What the exercise asks: Note each line where "высокопатогенному" appears, and copy it.

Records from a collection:

+ + + +

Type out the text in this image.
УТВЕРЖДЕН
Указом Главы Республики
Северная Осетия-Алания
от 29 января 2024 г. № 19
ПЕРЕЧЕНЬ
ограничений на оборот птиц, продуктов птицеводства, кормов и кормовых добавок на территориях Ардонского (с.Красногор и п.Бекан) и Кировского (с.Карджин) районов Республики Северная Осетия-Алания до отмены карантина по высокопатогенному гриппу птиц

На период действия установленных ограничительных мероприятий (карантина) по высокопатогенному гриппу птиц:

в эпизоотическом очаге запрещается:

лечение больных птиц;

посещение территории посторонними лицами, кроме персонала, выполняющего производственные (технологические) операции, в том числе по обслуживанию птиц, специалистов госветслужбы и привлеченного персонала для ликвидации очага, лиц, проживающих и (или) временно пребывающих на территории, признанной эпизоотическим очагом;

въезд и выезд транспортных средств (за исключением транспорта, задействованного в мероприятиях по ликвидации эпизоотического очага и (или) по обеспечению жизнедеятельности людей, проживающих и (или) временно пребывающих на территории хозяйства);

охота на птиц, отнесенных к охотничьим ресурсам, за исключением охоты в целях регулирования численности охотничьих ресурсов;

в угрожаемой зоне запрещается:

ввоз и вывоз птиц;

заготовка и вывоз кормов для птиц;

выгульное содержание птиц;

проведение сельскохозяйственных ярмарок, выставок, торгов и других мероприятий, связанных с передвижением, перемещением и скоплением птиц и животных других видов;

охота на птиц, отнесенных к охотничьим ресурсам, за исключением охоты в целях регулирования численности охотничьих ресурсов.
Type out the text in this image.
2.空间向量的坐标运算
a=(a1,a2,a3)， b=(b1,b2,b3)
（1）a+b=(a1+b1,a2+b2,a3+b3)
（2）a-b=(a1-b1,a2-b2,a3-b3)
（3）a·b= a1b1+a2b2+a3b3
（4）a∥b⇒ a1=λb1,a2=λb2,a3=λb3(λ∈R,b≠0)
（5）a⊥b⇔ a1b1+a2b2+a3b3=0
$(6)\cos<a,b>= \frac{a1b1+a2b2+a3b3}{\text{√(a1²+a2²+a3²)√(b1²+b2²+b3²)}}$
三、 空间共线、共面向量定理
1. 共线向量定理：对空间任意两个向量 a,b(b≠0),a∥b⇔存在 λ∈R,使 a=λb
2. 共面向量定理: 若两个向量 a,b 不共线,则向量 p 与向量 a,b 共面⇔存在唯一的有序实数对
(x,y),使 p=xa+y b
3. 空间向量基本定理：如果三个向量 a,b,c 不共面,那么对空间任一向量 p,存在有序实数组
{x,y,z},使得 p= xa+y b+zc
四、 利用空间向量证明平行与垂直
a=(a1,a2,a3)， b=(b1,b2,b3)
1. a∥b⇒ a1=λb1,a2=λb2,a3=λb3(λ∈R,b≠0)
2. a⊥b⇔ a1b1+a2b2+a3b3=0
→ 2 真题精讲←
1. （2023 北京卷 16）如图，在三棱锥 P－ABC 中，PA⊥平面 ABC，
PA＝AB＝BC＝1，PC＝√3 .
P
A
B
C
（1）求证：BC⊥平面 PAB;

+ + + +

The solution:
ограничений на оборот птиц, продуктов птицеводства, кормов и кормовых добавок на территориях Ардонского (с.Красногор и п.Бекан) и Кировского (с.Карджин) районов Республики Северная Осетия-Алания до отмены карантина по высокопатогенному гриппу птиц
На период действия установленных ограничительных мероприятий (карантина) по высокопатогенному гриппу птиц:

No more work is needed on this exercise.